- [STATED GOAL]:
Restate the whole listing word for word. Pictures are left out.

Stored items
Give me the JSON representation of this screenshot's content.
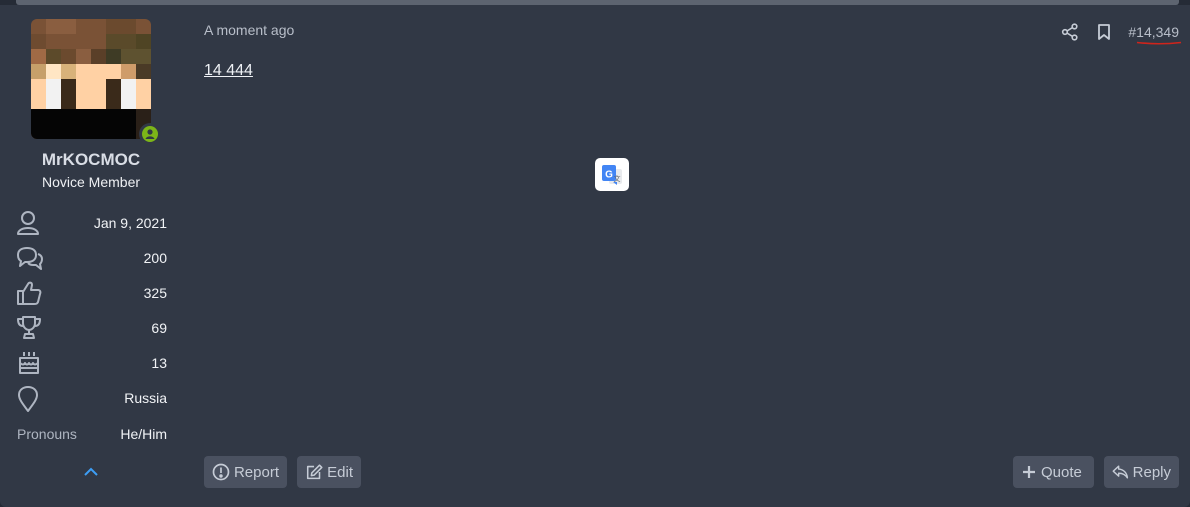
{
  "user": {
    "name": "MrKOCMOC",
    "title": "Novice Member",
    "online": true,
    "stats": [
      {
        "icon": "user-icon",
        "value": "Jan 9, 2021"
      },
      {
        "icon": "messages-icon",
        "value": "200"
      },
      {
        "icon": "thumbs-up-icon",
        "value": "325"
      },
      {
        "icon": "trophy-icon",
        "value": "69"
      },
      {
        "icon": "birthday-cake-icon",
        "value": "13"
      },
      {
        "icon": "location-pin-icon",
        "value": "Russia"
      }
    ],
    "pronouns": {
      "label": "Pronouns",
      "value": "He/Him"
    }
  },
  "post": {
    "date": "A moment ago",
    "number": "#14,349",
    "body": "14 444"
  },
  "actions": {
    "report": "Report",
    "edit": "Edit",
    "quote": "Quote",
    "reply": "Reply"
  },
  "colors": {
    "page_bg": "#252b36",
    "post_bg": "#313845",
    "button_bg": "#4a5160",
    "online_green": "#7cb518",
    "accent_blue": "#3d9ef5",
    "annotation_red": "#d0241b"
  }
}
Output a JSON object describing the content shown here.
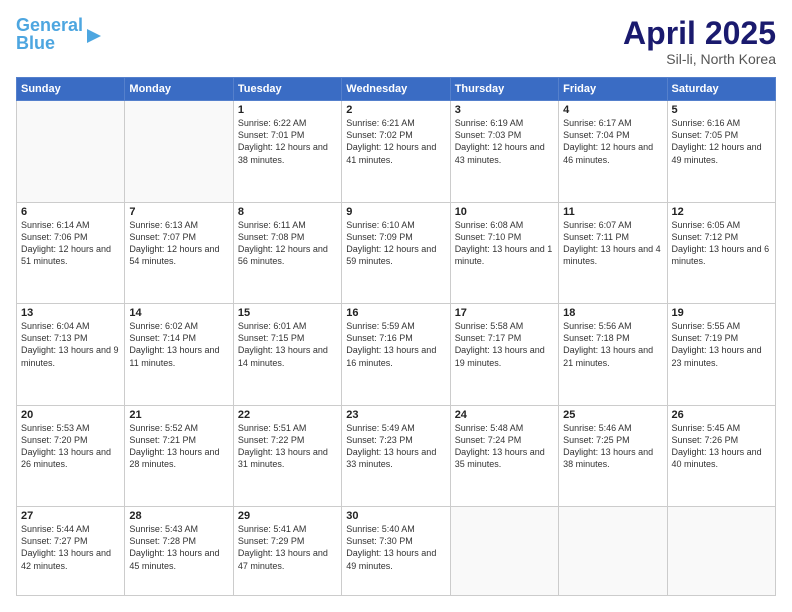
{
  "header": {
    "logo_line1": "General",
    "logo_line2": "Blue",
    "title": "April 2025",
    "subtitle": "Sil-li, North Korea"
  },
  "weekdays": [
    "Sunday",
    "Monday",
    "Tuesday",
    "Wednesday",
    "Thursday",
    "Friday",
    "Saturday"
  ],
  "weeks": [
    [
      {
        "day": "",
        "info": ""
      },
      {
        "day": "",
        "info": ""
      },
      {
        "day": "1",
        "info": "Sunrise: 6:22 AM\nSunset: 7:01 PM\nDaylight: 12 hours and 38 minutes."
      },
      {
        "day": "2",
        "info": "Sunrise: 6:21 AM\nSunset: 7:02 PM\nDaylight: 12 hours and 41 minutes."
      },
      {
        "day": "3",
        "info": "Sunrise: 6:19 AM\nSunset: 7:03 PM\nDaylight: 12 hours and 43 minutes."
      },
      {
        "day": "4",
        "info": "Sunrise: 6:17 AM\nSunset: 7:04 PM\nDaylight: 12 hours and 46 minutes."
      },
      {
        "day": "5",
        "info": "Sunrise: 6:16 AM\nSunset: 7:05 PM\nDaylight: 12 hours and 49 minutes."
      }
    ],
    [
      {
        "day": "6",
        "info": "Sunrise: 6:14 AM\nSunset: 7:06 PM\nDaylight: 12 hours and 51 minutes."
      },
      {
        "day": "7",
        "info": "Sunrise: 6:13 AM\nSunset: 7:07 PM\nDaylight: 12 hours and 54 minutes."
      },
      {
        "day": "8",
        "info": "Sunrise: 6:11 AM\nSunset: 7:08 PM\nDaylight: 12 hours and 56 minutes."
      },
      {
        "day": "9",
        "info": "Sunrise: 6:10 AM\nSunset: 7:09 PM\nDaylight: 12 hours and 59 minutes."
      },
      {
        "day": "10",
        "info": "Sunrise: 6:08 AM\nSunset: 7:10 PM\nDaylight: 13 hours and 1 minute."
      },
      {
        "day": "11",
        "info": "Sunrise: 6:07 AM\nSunset: 7:11 PM\nDaylight: 13 hours and 4 minutes."
      },
      {
        "day": "12",
        "info": "Sunrise: 6:05 AM\nSunset: 7:12 PM\nDaylight: 13 hours and 6 minutes."
      }
    ],
    [
      {
        "day": "13",
        "info": "Sunrise: 6:04 AM\nSunset: 7:13 PM\nDaylight: 13 hours and 9 minutes."
      },
      {
        "day": "14",
        "info": "Sunrise: 6:02 AM\nSunset: 7:14 PM\nDaylight: 13 hours and 11 minutes."
      },
      {
        "day": "15",
        "info": "Sunrise: 6:01 AM\nSunset: 7:15 PM\nDaylight: 13 hours and 14 minutes."
      },
      {
        "day": "16",
        "info": "Sunrise: 5:59 AM\nSunset: 7:16 PM\nDaylight: 13 hours and 16 minutes."
      },
      {
        "day": "17",
        "info": "Sunrise: 5:58 AM\nSunset: 7:17 PM\nDaylight: 13 hours and 19 minutes."
      },
      {
        "day": "18",
        "info": "Sunrise: 5:56 AM\nSunset: 7:18 PM\nDaylight: 13 hours and 21 minutes."
      },
      {
        "day": "19",
        "info": "Sunrise: 5:55 AM\nSunset: 7:19 PM\nDaylight: 13 hours and 23 minutes."
      }
    ],
    [
      {
        "day": "20",
        "info": "Sunrise: 5:53 AM\nSunset: 7:20 PM\nDaylight: 13 hours and 26 minutes."
      },
      {
        "day": "21",
        "info": "Sunrise: 5:52 AM\nSunset: 7:21 PM\nDaylight: 13 hours and 28 minutes."
      },
      {
        "day": "22",
        "info": "Sunrise: 5:51 AM\nSunset: 7:22 PM\nDaylight: 13 hours and 31 minutes."
      },
      {
        "day": "23",
        "info": "Sunrise: 5:49 AM\nSunset: 7:23 PM\nDaylight: 13 hours and 33 minutes."
      },
      {
        "day": "24",
        "info": "Sunrise: 5:48 AM\nSunset: 7:24 PM\nDaylight: 13 hours and 35 minutes."
      },
      {
        "day": "25",
        "info": "Sunrise: 5:46 AM\nSunset: 7:25 PM\nDaylight: 13 hours and 38 minutes."
      },
      {
        "day": "26",
        "info": "Sunrise: 5:45 AM\nSunset: 7:26 PM\nDaylight: 13 hours and 40 minutes."
      }
    ],
    [
      {
        "day": "27",
        "info": "Sunrise: 5:44 AM\nSunset: 7:27 PM\nDaylight: 13 hours and 42 minutes."
      },
      {
        "day": "28",
        "info": "Sunrise: 5:43 AM\nSunset: 7:28 PM\nDaylight: 13 hours and 45 minutes."
      },
      {
        "day": "29",
        "info": "Sunrise: 5:41 AM\nSunset: 7:29 PM\nDaylight: 13 hours and 47 minutes."
      },
      {
        "day": "30",
        "info": "Sunrise: 5:40 AM\nSunset: 7:30 PM\nDaylight: 13 hours and 49 minutes."
      },
      {
        "day": "",
        "info": ""
      },
      {
        "day": "",
        "info": ""
      },
      {
        "day": "",
        "info": ""
      }
    ]
  ]
}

- [EXERCISE RESPONSE]:
Give me the JSON representation of this screenshot's content.
{
  "user": {
    "name": "MrKOCMOC",
    "title": "Novice Member",
    "online": true,
    "stats": [
      {
        "icon": "user-icon",
        "value": "Jan 9, 2021"
      },
      {
        "icon": "messages-icon",
        "value": "200"
      },
      {
        "icon": "thumbs-up-icon",
        "value": "325"
      },
      {
        "icon": "trophy-icon",
        "value": "69"
      },
      {
        "icon": "birthday-cake-icon",
        "value": "13"
      },
      {
        "icon": "location-pin-icon",
        "value": "Russia"
      }
    ],
    "pronouns": {
      "label": "Pronouns",
      "value": "He/Him"
    }
  },
  "post": {
    "date": "A moment ago",
    "number": "#14,349",
    "body": "14 444"
  },
  "actions": {
    "report": "Report",
    "edit": "Edit",
    "quote": "Quote",
    "reply": "Reply"
  },
  "colors": {
    "page_bg": "#252b36",
    "post_bg": "#313845",
    "button_bg": "#4a5160",
    "online_green": "#7cb518",
    "accent_blue": "#3d9ef5",
    "annotation_red": "#d0241b"
  }
}
Output a JSON object describing the content shown here.
{
  "header": {
    "logo_line1": "General",
    "logo_line2": "Blue",
    "title": "April 2025",
    "subtitle": "Sil-li, North Korea"
  },
  "weekdays": [
    "Sunday",
    "Monday",
    "Tuesday",
    "Wednesday",
    "Thursday",
    "Friday",
    "Saturday"
  ],
  "weeks": [
    [
      {
        "day": "",
        "info": ""
      },
      {
        "day": "",
        "info": ""
      },
      {
        "day": "1",
        "info": "Sunrise: 6:22 AM\nSunset: 7:01 PM\nDaylight: 12 hours and 38 minutes."
      },
      {
        "day": "2",
        "info": "Sunrise: 6:21 AM\nSunset: 7:02 PM\nDaylight: 12 hours and 41 minutes."
      },
      {
        "day": "3",
        "info": "Sunrise: 6:19 AM\nSunset: 7:03 PM\nDaylight: 12 hours and 43 minutes."
      },
      {
        "day": "4",
        "info": "Sunrise: 6:17 AM\nSunset: 7:04 PM\nDaylight: 12 hours and 46 minutes."
      },
      {
        "day": "5",
        "info": "Sunrise: 6:16 AM\nSunset: 7:05 PM\nDaylight: 12 hours and 49 minutes."
      }
    ],
    [
      {
        "day": "6",
        "info": "Sunrise: 6:14 AM\nSunset: 7:06 PM\nDaylight: 12 hours and 51 minutes."
      },
      {
        "day": "7",
        "info": "Sunrise: 6:13 AM\nSunset: 7:07 PM\nDaylight: 12 hours and 54 minutes."
      },
      {
        "day": "8",
        "info": "Sunrise: 6:11 AM\nSunset: 7:08 PM\nDaylight: 12 hours and 56 minutes."
      },
      {
        "day": "9",
        "info": "Sunrise: 6:10 AM\nSunset: 7:09 PM\nDaylight: 12 hours and 59 minutes."
      },
      {
        "day": "10",
        "info": "Sunrise: 6:08 AM\nSunset: 7:10 PM\nDaylight: 13 hours and 1 minute."
      },
      {
        "day": "11",
        "info": "Sunrise: 6:07 AM\nSunset: 7:11 PM\nDaylight: 13 hours and 4 minutes."
      },
      {
        "day": "12",
        "info": "Sunrise: 6:05 AM\nSunset: 7:12 PM\nDaylight: 13 hours and 6 minutes."
      }
    ],
    [
      {
        "day": "13",
        "info": "Sunrise: 6:04 AM\nSunset: 7:13 PM\nDaylight: 13 hours and 9 minutes."
      },
      {
        "day": "14",
        "info": "Sunrise: 6:02 AM\nSunset: 7:14 PM\nDaylight: 13 hours and 11 minutes."
      },
      {
        "day": "15",
        "info": "Sunrise: 6:01 AM\nSunset: 7:15 PM\nDaylight: 13 hours and 14 minutes."
      },
      {
        "day": "16",
        "info": "Sunrise: 5:59 AM\nSunset: 7:16 PM\nDaylight: 13 hours and 16 minutes."
      },
      {
        "day": "17",
        "info": "Sunrise: 5:58 AM\nSunset: 7:17 PM\nDaylight: 13 hours and 19 minutes."
      },
      {
        "day": "18",
        "info": "Sunrise: 5:56 AM\nSunset: 7:18 PM\nDaylight: 13 hours and 21 minutes."
      },
      {
        "day": "19",
        "info": "Sunrise: 5:55 AM\nSunset: 7:19 PM\nDaylight: 13 hours and 23 minutes."
      }
    ],
    [
      {
        "day": "20",
        "info": "Sunrise: 5:53 AM\nSunset: 7:20 PM\nDaylight: 13 hours and 26 minutes."
      },
      {
        "day": "21",
        "info": "Sunrise: 5:52 AM\nSunset: 7:21 PM\nDaylight: 13 hours and 28 minutes."
      },
      {
        "day": "22",
        "info": "Sunrise: 5:51 AM\nSunset: 7:22 PM\nDaylight: 13 hours and 31 minutes."
      },
      {
        "day": "23",
        "info": "Sunrise: 5:49 AM\nSunset: 7:23 PM\nDaylight: 13 hours and 33 minutes."
      },
      {
        "day": "24",
        "info": "Sunrise: 5:48 AM\nSunset: 7:24 PM\nDaylight: 13 hours and 35 minutes."
      },
      {
        "day": "25",
        "info": "Sunrise: 5:46 AM\nSunset: 7:25 PM\nDaylight: 13 hours and 38 minutes."
      },
      {
        "day": "26",
        "info": "Sunrise: 5:45 AM\nSunset: 7:26 PM\nDaylight: 13 hours and 40 minutes."
      }
    ],
    [
      {
        "day": "27",
        "info": "Sunrise: 5:44 AM\nSunset: 7:27 PM\nDaylight: 13 hours and 42 minutes."
      },
      {
        "day": "28",
        "info": "Sunrise: 5:43 AM\nSunset: 7:28 PM\nDaylight: 13 hours and 45 minutes."
      },
      {
        "day": "29",
        "info": "Sunrise: 5:41 AM\nSunset: 7:29 PM\nDaylight: 13 hours and 47 minutes."
      },
      {
        "day": "30",
        "info": "Sunrise: 5:40 AM\nSunset: 7:30 PM\nDaylight: 13 hours and 49 minutes."
      },
      {
        "day": "",
        "info": ""
      },
      {
        "day": "",
        "info": ""
      },
      {
        "day": "",
        "info": ""
      }
    ]
  ]
}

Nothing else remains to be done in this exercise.